● WHAT TO PRODUCE: Answer with nothing but the number of lines that include the word "ffffff".

# # # #

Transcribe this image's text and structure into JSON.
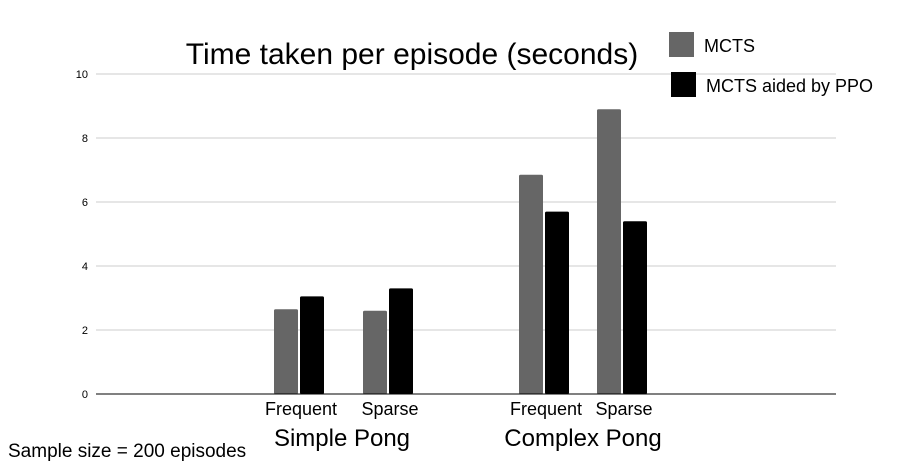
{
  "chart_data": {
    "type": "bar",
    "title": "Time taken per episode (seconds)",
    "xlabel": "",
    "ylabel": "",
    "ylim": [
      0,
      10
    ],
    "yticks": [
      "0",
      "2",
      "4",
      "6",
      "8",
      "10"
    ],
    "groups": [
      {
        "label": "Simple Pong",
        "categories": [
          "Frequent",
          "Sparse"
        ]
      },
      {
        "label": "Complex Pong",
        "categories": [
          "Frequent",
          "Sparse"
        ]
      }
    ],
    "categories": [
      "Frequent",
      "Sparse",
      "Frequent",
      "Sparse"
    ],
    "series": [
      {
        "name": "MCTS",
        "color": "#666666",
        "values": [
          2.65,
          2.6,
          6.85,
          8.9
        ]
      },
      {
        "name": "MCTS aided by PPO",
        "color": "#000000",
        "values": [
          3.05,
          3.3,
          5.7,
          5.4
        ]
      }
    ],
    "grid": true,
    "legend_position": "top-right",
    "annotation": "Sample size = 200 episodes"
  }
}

# # # #

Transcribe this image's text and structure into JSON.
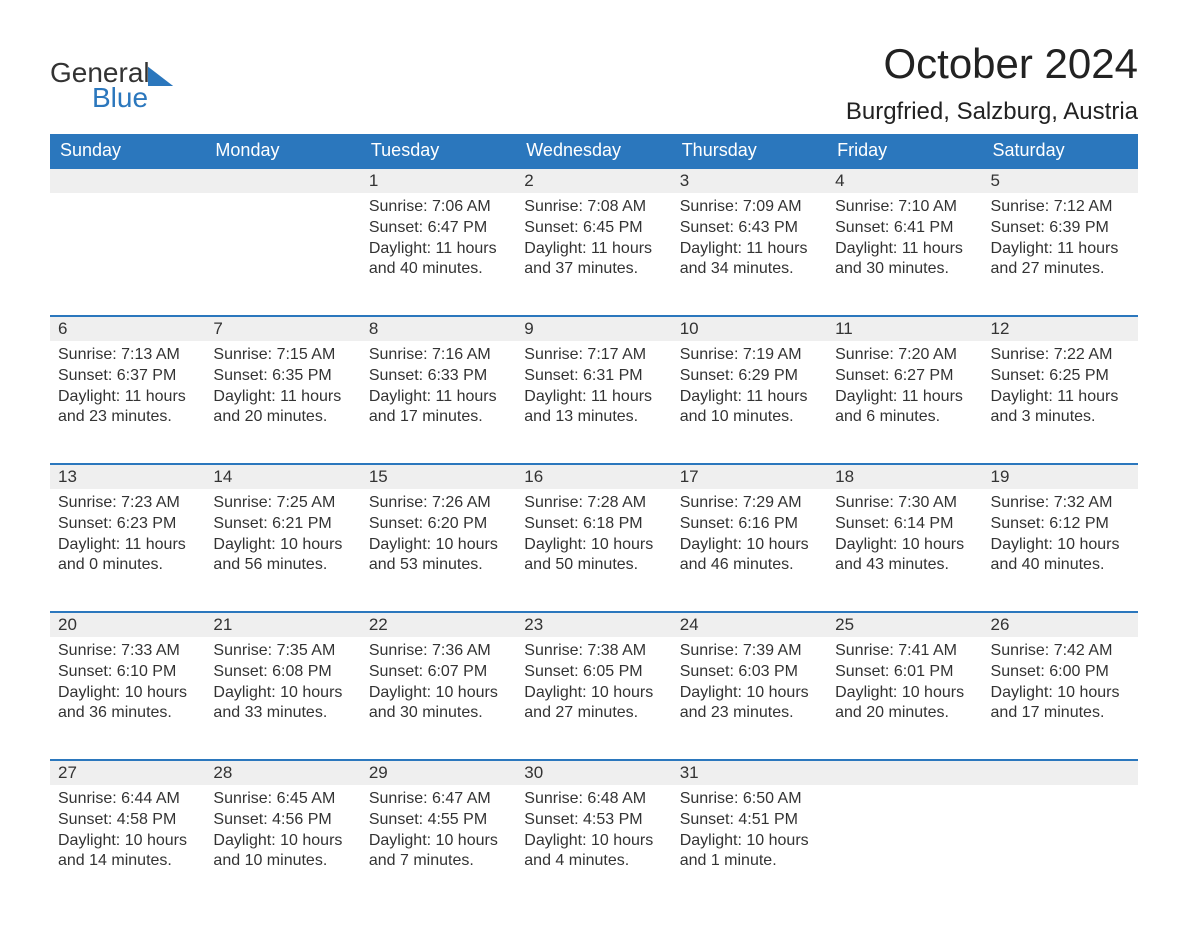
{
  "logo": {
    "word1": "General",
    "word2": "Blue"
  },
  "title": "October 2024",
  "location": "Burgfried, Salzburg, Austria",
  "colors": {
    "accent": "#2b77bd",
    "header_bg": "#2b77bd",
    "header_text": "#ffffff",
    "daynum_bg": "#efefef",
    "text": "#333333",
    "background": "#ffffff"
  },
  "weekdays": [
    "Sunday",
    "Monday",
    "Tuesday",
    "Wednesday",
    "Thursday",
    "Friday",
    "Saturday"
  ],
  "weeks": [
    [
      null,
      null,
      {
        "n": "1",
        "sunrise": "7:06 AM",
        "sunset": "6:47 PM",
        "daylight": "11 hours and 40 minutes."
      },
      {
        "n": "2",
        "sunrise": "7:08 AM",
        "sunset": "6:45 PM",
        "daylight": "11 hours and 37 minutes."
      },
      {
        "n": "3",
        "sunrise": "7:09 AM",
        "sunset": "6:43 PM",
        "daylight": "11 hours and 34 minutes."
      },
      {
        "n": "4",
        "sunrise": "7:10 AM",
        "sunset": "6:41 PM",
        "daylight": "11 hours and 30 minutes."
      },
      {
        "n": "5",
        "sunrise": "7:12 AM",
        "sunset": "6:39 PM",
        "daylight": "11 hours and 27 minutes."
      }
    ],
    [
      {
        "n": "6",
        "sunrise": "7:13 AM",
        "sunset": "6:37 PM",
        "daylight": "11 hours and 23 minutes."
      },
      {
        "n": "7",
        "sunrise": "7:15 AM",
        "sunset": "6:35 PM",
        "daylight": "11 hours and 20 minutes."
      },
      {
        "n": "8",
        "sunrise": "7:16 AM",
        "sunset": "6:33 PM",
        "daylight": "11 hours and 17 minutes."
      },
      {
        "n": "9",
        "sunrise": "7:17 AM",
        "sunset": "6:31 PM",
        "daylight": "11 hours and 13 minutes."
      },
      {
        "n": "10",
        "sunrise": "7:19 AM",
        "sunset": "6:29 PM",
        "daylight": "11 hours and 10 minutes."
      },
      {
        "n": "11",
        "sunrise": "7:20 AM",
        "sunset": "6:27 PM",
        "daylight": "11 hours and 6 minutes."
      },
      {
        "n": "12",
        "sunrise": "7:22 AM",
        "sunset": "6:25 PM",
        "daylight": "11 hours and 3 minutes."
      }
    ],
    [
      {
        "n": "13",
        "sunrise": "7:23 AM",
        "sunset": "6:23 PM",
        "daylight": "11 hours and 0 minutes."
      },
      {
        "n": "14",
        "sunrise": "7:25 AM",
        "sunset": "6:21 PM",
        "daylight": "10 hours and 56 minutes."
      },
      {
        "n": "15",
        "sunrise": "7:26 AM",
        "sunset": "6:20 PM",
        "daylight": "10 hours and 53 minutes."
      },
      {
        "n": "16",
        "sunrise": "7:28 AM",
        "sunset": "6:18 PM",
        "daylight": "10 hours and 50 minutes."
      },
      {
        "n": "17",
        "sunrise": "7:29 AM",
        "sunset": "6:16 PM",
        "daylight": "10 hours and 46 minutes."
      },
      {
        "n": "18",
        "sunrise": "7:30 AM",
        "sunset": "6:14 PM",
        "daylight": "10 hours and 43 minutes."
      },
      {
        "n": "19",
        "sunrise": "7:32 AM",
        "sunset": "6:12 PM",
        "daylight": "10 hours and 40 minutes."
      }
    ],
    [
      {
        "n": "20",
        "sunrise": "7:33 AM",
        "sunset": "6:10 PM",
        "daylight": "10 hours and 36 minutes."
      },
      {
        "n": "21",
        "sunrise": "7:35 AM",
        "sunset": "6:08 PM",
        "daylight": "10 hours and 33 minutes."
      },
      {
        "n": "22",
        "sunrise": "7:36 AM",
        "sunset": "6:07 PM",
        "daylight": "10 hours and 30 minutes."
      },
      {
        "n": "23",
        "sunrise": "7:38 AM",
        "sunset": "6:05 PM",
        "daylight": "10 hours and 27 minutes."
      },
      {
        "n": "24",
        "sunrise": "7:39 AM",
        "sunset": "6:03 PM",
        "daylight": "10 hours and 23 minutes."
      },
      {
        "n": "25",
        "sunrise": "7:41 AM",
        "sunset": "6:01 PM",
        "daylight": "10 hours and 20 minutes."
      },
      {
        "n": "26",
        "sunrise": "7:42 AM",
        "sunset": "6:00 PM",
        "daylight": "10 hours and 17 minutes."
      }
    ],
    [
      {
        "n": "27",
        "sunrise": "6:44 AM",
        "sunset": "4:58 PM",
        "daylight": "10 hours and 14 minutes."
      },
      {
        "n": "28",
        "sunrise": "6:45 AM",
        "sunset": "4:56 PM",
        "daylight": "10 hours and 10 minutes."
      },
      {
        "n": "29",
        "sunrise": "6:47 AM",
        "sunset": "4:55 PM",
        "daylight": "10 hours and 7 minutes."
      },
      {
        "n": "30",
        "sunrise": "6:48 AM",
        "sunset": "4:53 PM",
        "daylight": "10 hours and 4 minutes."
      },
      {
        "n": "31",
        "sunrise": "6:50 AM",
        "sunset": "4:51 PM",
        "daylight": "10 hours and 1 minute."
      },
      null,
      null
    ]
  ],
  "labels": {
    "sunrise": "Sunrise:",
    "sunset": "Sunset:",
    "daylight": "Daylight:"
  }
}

# # # #

● RESULT OF THIS EXERCISE: 2